**** Material supplied ****
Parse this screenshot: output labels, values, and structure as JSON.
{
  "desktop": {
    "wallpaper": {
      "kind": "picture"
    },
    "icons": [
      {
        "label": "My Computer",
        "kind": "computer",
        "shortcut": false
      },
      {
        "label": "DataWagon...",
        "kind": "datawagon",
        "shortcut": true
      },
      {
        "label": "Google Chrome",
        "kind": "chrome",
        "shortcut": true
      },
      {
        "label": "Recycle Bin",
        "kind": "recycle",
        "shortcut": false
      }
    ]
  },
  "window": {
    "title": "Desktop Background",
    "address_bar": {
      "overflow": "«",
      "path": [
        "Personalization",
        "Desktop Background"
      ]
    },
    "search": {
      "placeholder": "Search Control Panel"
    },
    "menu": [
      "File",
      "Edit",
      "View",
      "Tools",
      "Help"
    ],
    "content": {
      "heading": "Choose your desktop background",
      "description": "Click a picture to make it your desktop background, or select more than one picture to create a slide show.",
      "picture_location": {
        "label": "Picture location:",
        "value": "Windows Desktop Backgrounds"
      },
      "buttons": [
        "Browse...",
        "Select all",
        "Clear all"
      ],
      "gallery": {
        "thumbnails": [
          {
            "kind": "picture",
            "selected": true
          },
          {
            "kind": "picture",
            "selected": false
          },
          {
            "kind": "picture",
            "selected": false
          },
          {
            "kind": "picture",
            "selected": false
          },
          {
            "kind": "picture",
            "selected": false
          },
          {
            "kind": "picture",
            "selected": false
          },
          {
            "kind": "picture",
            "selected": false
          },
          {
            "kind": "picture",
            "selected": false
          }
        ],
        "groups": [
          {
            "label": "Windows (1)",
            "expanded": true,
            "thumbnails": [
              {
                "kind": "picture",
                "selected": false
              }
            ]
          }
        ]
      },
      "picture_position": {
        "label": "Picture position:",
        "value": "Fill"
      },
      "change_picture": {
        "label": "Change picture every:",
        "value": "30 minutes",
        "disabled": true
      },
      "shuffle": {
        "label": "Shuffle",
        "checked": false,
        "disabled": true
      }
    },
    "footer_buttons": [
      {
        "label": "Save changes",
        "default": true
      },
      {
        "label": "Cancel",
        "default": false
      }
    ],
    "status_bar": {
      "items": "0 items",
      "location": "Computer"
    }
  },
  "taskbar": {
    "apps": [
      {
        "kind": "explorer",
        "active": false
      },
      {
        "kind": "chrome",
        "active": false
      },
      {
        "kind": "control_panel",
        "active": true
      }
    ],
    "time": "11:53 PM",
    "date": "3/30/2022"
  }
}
****
Copy the records above exactly as they appear.

Solution to this task:
Parse this screenshot: output labels, values, and structure as JSON.
{
  "desktop": {
    "wallpaper": {
      "kind": "picture"
    },
    "icons": [
      {
        "label": "My Computer",
        "kind": "computer",
        "shortcut": false
      },
      {
        "label": "DataWagon...",
        "kind": "datawagon",
        "shortcut": true
      },
      {
        "label": "Google Chrome",
        "kind": "chrome",
        "shortcut": true
      },
      {
        "label": "Recycle Bin",
        "kind": "recycle",
        "shortcut": false
      }
    ]
  },
  "window": {
    "title": "Desktop Background",
    "address_bar": {
      "overflow": "«",
      "path": [
        "Personalization",
        "Desktop Background"
      ]
    },
    "search": {
      "placeholder": "Search Control Panel"
    },
    "menu": [
      "File",
      "Edit",
      "View",
      "Tools",
      "Help"
    ],
    "content": {
      "heading": "Choose your desktop background",
      "description": "Click a picture to make it your desktop background, or select more than one picture to create a slide show.",
      "picture_location": {
        "label": "Picture location:",
        "value": "Windows Desktop Backgrounds"
      },
      "buttons": [
        "Browse...",
        "Select all",
        "Clear all"
      ],
      "gallery": {
        "thumbnails": [
          {
            "kind": "picture",
            "selected": true
          },
          {
            "kind": "picture",
            "selected": false
          },
          {
            "kind": "picture",
            "selected": false
          },
          {
            "kind": "picture",
            "selected": false
          },
          {
            "kind": "picture",
            "selected": false
          },
          {
            "kind": "picture",
            "selected": false
          },
          {
            "kind": "picture",
            "selected": false
          },
          {
            "kind": "picture",
            "selected": false
          }
        ],
        "groups": [
          {
            "label": "Windows (1)",
            "expanded": true,
            "thumbnails": [
              {
                "kind": "picture",
                "selected": false
              }
            ]
          }
        ]
      },
      "picture_position": {
        "label": "Picture position:",
        "value": "Fill"
      },
      "change_picture": {
        "label": "Change picture every:",
        "value": "30 minutes",
        "disabled": true
      },
      "shuffle": {
        "label": "Shuffle",
        "checked": false,
        "disabled": true
      }
    },
    "footer_buttons": [
      {
        "label": "Save changes",
        "default": true
      },
      {
        "label": "Cancel",
        "default": false
      }
    ],
    "status_bar": {
      "items": "0 items",
      "location": "Computer"
    }
  },
  "taskbar": {
    "apps": [
      {
        "kind": "explorer",
        "active": false
      },
      {
        "kind": "chrome",
        "active": false
      },
      {
        "kind": "control_panel",
        "active": true
      }
    ],
    "time": "11:53 PM",
    "date": "3/30/2022"
  }
}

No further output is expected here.